# WHAT THE TASK ASKS:
Each entry below should be written out exactly as it is, with no pictures.

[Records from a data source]
--*--

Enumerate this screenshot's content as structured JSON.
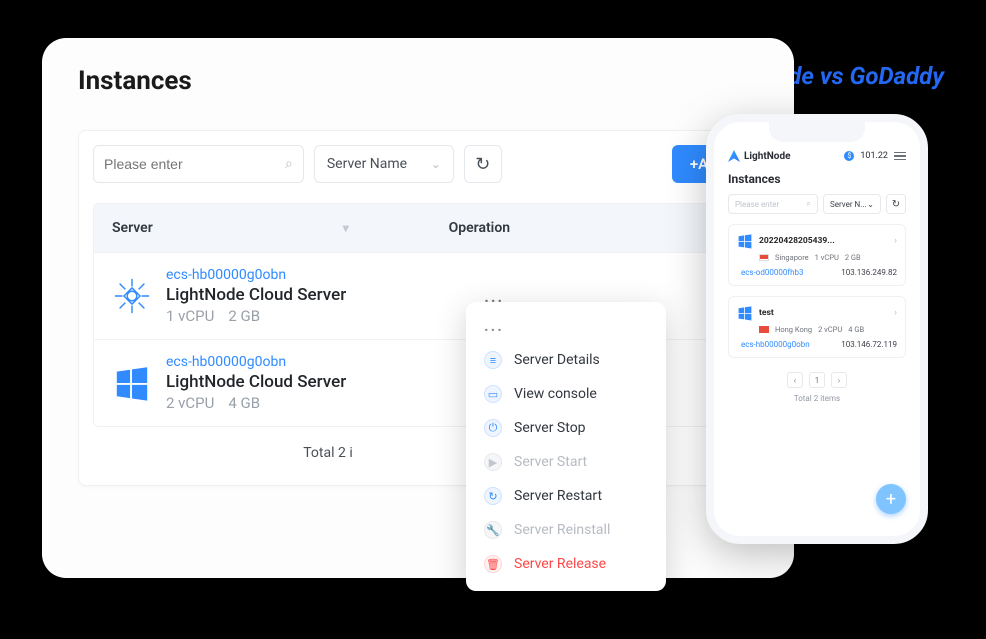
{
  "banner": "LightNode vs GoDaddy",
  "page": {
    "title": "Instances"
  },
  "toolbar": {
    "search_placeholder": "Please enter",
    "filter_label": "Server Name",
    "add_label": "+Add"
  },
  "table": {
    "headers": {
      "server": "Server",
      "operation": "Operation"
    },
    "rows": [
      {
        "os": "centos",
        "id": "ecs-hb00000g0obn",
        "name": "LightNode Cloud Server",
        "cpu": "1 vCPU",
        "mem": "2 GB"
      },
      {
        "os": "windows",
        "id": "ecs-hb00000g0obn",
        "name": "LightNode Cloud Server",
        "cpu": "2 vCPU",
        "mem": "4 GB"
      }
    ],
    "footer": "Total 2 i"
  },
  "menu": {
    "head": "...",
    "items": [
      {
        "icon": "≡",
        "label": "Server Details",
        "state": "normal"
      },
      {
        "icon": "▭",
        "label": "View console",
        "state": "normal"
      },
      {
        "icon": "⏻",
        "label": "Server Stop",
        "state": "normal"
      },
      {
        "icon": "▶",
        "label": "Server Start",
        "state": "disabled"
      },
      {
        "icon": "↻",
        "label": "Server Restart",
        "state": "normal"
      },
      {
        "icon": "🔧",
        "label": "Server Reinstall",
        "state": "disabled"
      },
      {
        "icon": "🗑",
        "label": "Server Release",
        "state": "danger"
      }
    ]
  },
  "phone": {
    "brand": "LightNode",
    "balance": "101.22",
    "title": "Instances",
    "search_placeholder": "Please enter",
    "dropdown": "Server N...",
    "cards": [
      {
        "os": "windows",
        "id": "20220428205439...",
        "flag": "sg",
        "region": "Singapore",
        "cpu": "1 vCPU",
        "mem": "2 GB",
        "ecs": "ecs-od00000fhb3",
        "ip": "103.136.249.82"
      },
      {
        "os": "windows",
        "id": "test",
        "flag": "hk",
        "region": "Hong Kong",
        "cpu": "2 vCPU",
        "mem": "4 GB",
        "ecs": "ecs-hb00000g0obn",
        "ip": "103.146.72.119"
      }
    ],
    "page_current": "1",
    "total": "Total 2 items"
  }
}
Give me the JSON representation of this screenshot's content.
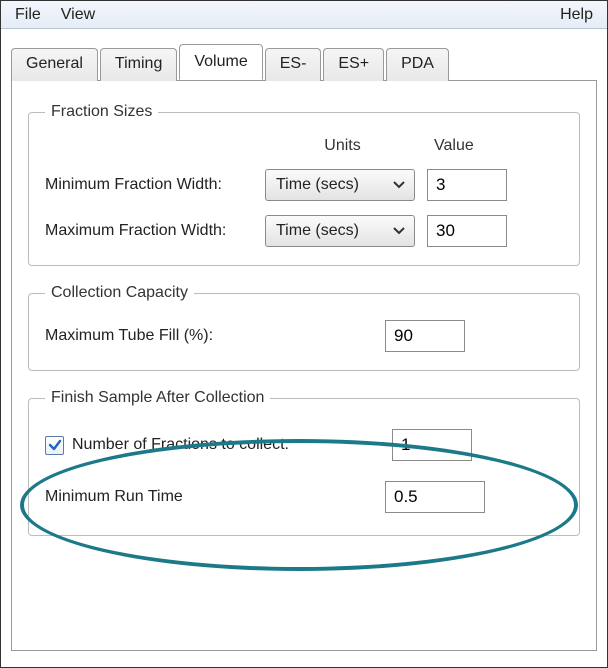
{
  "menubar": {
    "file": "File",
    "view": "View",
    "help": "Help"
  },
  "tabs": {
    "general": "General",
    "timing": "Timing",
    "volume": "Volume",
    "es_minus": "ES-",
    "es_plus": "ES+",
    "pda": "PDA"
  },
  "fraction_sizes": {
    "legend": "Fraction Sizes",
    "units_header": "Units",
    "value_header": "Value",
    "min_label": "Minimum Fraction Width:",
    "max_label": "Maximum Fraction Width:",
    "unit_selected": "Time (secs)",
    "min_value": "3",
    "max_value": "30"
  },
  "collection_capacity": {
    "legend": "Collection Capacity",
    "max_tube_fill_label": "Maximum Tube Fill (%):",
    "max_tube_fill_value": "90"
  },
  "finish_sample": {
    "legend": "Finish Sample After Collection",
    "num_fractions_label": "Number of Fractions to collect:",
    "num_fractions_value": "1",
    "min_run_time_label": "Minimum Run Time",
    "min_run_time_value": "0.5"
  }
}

--*--

# RESPONSE TO THIS EXERCISE:
Enumerate this screenshot's content as structured JSON.
{
  "banner": "LightNode vs GoDaddy",
  "page": {
    "title": "Instances"
  },
  "toolbar": {
    "search_placeholder": "Please enter",
    "filter_label": "Server Name",
    "add_label": "+Add"
  },
  "table": {
    "headers": {
      "server": "Server",
      "operation": "Operation"
    },
    "rows": [
      {
        "os": "centos",
        "id": "ecs-hb00000g0obn",
        "name": "LightNode Cloud Server",
        "cpu": "1 vCPU",
        "mem": "2 GB"
      },
      {
        "os": "windows",
        "id": "ecs-hb00000g0obn",
        "name": "LightNode Cloud Server",
        "cpu": "2 vCPU",
        "mem": "4 GB"
      }
    ],
    "footer": "Total 2 i"
  },
  "menu": {
    "head": "...",
    "items": [
      {
        "icon": "≡",
        "label": "Server Details",
        "state": "normal"
      },
      {
        "icon": "▭",
        "label": "View console",
        "state": "normal"
      },
      {
        "icon": "⏻",
        "label": "Server Stop",
        "state": "normal"
      },
      {
        "icon": "▶",
        "label": "Server Start",
        "state": "disabled"
      },
      {
        "icon": "↻",
        "label": "Server Restart",
        "state": "normal"
      },
      {
        "icon": "🔧",
        "label": "Server Reinstall",
        "state": "disabled"
      },
      {
        "icon": "🗑",
        "label": "Server Release",
        "state": "danger"
      }
    ]
  },
  "phone": {
    "brand": "LightNode",
    "balance": "101.22",
    "title": "Instances",
    "search_placeholder": "Please enter",
    "dropdown": "Server N...",
    "cards": [
      {
        "os": "windows",
        "id": "20220428205439...",
        "flag": "sg",
        "region": "Singapore",
        "cpu": "1 vCPU",
        "mem": "2 GB",
        "ecs": "ecs-od00000fhb3",
        "ip": "103.136.249.82"
      },
      {
        "os": "windows",
        "id": "test",
        "flag": "hk",
        "region": "Hong Kong",
        "cpu": "2 vCPU",
        "mem": "4 GB",
        "ecs": "ecs-hb00000g0obn",
        "ip": "103.146.72.119"
      }
    ],
    "page_current": "1",
    "total": "Total 2 items"
  }
}
Give me the JSON representation of this screenshot's content.
{
  "menubar": {
    "file": "File",
    "view": "View",
    "help": "Help"
  },
  "tabs": {
    "general": "General",
    "timing": "Timing",
    "volume": "Volume",
    "es_minus": "ES-",
    "es_plus": "ES+",
    "pda": "PDA"
  },
  "fraction_sizes": {
    "legend": "Fraction Sizes",
    "units_header": "Units",
    "value_header": "Value",
    "min_label": "Minimum Fraction Width:",
    "max_label": "Maximum Fraction Width:",
    "unit_selected": "Time (secs)",
    "min_value": "3",
    "max_value": "30"
  },
  "collection_capacity": {
    "legend": "Collection Capacity",
    "max_tube_fill_label": "Maximum Tube Fill (%):",
    "max_tube_fill_value": "90"
  },
  "finish_sample": {
    "legend": "Finish Sample After Collection",
    "num_fractions_label": "Number of Fractions to collect:",
    "num_fractions_value": "1",
    "min_run_time_label": "Minimum Run Time",
    "min_run_time_value": "0.5"
  }
}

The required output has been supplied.